Collection entries
────────

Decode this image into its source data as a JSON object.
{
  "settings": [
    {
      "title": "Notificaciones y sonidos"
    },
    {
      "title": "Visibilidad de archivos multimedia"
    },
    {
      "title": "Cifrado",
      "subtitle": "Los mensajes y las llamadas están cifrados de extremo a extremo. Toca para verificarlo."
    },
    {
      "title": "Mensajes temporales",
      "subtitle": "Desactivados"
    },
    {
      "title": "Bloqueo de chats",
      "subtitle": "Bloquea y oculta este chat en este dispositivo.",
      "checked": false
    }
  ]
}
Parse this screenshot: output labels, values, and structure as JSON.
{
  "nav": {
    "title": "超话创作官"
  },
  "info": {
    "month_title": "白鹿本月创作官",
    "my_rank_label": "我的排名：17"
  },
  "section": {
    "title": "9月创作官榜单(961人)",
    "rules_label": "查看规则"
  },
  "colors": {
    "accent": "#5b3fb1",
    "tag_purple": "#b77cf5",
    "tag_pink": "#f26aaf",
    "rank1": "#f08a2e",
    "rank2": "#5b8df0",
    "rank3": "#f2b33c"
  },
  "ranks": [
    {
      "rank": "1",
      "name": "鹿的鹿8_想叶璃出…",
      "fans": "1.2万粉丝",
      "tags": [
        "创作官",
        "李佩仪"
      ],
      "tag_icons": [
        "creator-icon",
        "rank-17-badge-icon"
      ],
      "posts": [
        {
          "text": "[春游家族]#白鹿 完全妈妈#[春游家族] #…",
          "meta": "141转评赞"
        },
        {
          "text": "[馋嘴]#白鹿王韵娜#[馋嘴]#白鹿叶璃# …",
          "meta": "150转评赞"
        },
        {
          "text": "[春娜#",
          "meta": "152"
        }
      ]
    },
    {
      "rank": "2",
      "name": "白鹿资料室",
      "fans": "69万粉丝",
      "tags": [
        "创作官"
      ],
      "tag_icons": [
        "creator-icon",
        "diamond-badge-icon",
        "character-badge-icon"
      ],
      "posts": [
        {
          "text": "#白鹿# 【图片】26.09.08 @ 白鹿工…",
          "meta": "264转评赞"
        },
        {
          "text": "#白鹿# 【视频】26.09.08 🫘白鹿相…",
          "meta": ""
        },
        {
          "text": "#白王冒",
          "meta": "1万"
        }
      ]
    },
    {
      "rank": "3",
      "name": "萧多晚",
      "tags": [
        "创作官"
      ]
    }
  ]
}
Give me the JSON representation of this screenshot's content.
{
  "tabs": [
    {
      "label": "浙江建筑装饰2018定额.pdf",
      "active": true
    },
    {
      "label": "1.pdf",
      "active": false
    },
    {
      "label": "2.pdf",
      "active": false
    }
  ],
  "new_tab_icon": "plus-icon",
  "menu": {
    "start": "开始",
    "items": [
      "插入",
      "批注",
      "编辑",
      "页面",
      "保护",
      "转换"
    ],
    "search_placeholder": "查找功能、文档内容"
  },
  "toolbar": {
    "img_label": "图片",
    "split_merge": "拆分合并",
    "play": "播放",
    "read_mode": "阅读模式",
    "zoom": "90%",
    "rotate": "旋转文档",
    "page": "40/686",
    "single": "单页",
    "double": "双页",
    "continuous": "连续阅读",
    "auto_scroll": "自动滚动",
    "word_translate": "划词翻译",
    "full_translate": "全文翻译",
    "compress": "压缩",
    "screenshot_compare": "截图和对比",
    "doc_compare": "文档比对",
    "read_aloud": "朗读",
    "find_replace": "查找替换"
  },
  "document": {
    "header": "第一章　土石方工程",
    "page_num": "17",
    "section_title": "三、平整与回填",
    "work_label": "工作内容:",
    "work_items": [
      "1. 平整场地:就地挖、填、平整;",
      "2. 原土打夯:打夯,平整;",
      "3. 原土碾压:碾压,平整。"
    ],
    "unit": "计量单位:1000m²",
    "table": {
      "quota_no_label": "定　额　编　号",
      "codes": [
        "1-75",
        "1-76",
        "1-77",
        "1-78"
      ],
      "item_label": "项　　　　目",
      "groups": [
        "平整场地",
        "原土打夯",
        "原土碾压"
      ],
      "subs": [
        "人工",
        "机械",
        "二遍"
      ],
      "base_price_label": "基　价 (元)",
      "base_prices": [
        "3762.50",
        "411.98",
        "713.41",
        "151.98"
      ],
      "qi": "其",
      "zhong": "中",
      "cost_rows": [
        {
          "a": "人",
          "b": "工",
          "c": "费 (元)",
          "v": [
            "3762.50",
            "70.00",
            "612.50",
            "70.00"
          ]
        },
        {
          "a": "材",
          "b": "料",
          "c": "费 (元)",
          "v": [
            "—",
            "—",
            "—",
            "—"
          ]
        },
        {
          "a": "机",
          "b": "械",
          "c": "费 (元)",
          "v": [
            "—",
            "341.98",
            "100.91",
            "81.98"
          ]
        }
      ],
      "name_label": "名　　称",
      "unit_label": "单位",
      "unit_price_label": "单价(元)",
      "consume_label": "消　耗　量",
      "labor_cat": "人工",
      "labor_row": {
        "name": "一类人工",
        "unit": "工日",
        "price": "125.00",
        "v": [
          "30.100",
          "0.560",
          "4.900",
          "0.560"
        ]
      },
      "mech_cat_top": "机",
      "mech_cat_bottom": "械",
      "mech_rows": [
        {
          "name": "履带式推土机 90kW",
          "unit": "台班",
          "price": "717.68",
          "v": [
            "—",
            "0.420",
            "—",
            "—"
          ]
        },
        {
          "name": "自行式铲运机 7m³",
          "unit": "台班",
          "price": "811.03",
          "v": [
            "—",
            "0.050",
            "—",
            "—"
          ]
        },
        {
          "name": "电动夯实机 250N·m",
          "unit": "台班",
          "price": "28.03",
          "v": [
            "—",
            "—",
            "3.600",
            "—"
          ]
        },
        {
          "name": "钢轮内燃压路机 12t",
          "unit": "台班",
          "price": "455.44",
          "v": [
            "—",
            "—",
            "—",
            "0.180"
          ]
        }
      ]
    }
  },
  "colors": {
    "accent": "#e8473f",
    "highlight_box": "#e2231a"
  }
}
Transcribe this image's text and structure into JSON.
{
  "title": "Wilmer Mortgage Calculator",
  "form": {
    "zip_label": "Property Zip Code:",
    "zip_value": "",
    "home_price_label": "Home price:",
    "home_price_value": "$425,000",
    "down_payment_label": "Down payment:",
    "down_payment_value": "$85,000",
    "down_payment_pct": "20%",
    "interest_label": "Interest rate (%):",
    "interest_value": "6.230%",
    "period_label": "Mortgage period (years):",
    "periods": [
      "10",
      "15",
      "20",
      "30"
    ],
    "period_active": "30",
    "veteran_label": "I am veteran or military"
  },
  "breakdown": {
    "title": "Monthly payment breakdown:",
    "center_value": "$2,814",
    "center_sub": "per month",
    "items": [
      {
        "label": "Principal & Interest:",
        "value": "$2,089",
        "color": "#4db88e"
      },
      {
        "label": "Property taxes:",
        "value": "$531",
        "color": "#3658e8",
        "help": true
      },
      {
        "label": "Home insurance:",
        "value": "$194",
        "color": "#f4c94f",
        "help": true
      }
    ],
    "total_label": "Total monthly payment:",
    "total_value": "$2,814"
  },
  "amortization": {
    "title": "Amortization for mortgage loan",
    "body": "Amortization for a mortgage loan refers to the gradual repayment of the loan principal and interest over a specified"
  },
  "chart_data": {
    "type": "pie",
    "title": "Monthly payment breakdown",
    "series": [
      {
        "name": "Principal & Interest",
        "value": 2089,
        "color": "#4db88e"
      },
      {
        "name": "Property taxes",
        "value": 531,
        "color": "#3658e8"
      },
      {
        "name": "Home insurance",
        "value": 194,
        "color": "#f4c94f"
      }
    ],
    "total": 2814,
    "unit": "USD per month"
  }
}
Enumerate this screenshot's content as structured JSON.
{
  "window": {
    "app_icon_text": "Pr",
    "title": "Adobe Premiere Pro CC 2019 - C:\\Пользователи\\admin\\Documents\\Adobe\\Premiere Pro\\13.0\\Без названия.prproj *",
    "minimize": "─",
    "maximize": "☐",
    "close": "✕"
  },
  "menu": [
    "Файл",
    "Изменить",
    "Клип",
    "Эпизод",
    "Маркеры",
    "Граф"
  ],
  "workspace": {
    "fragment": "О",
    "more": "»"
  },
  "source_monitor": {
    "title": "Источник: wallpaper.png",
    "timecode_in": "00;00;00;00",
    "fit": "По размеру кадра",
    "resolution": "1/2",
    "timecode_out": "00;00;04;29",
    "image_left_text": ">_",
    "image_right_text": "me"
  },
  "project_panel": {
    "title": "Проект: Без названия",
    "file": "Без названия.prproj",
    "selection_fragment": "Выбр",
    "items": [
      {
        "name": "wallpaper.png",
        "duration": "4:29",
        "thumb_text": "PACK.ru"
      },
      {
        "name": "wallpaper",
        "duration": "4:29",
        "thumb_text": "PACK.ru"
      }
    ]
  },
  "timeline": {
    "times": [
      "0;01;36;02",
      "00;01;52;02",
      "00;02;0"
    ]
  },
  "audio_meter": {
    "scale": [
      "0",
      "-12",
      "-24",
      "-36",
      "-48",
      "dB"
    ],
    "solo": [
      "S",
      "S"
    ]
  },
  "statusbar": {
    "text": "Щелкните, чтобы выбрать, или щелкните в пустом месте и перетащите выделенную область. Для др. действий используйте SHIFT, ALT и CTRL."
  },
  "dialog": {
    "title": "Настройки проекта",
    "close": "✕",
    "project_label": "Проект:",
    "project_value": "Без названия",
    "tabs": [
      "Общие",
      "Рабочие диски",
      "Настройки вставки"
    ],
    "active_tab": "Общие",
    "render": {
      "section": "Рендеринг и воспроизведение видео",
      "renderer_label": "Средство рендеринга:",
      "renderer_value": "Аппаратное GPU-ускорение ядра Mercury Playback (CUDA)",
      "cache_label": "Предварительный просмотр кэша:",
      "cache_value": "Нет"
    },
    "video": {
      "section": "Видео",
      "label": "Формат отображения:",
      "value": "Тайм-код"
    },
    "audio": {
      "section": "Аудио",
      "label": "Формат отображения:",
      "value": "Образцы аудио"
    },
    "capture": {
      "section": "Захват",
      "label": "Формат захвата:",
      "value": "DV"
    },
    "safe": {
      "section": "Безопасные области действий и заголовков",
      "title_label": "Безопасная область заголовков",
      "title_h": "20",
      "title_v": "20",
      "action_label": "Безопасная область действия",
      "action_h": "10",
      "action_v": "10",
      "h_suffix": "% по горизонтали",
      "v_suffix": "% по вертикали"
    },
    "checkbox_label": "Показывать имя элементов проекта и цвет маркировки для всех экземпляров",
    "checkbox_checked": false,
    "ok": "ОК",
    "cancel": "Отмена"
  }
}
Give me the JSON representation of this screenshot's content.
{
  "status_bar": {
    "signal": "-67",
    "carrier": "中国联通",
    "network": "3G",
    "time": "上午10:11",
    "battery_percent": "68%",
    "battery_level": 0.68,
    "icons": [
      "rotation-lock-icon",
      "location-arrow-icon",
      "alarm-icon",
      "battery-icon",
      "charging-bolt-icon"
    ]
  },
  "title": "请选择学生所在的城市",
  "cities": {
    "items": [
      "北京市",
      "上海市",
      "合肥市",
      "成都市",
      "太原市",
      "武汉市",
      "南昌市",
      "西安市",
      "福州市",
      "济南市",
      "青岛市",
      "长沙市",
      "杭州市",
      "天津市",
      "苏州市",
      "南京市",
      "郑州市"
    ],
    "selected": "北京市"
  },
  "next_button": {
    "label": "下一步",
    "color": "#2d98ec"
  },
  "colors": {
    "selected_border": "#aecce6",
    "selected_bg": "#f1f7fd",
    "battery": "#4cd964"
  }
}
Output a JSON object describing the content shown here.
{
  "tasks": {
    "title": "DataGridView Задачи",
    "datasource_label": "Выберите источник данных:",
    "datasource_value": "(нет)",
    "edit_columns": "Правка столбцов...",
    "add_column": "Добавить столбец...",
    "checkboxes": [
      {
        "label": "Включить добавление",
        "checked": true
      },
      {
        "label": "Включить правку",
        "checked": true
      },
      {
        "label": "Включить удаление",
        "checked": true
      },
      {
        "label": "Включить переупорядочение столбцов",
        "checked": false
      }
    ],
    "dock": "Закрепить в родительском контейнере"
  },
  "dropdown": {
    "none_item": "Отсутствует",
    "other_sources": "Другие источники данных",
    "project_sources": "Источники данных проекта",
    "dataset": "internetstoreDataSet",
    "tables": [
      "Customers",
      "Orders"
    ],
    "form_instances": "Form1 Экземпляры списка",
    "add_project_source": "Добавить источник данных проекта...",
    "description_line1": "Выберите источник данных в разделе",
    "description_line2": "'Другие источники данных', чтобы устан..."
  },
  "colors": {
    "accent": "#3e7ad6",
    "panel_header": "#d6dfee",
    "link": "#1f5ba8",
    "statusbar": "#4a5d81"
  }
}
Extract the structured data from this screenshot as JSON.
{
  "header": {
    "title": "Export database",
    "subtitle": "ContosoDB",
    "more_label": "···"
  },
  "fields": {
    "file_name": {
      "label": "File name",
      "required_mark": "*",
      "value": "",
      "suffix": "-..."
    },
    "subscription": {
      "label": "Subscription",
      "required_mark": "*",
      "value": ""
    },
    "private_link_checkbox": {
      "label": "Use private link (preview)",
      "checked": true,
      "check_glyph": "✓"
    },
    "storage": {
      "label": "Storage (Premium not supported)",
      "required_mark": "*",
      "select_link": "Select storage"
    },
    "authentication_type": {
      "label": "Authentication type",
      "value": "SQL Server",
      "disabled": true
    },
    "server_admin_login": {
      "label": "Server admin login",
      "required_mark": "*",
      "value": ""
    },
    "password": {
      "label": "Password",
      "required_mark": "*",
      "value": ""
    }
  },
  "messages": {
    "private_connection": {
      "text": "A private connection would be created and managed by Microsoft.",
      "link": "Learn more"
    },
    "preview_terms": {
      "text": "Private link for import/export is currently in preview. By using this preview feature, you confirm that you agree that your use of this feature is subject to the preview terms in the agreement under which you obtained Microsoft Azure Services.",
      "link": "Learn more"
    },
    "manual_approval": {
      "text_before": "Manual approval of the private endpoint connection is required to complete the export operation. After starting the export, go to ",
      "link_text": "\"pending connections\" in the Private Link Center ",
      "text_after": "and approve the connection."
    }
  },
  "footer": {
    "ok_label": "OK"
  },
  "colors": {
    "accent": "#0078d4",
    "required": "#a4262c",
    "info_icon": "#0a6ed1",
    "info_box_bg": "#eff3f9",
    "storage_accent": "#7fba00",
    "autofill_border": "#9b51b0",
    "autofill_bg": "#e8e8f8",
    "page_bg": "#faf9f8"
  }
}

────────

--- REQUIRED WORK ---
How many lines in the entries contain the string "чтобы"? Answer with the number only.

--- COMPLETED TASK ---
2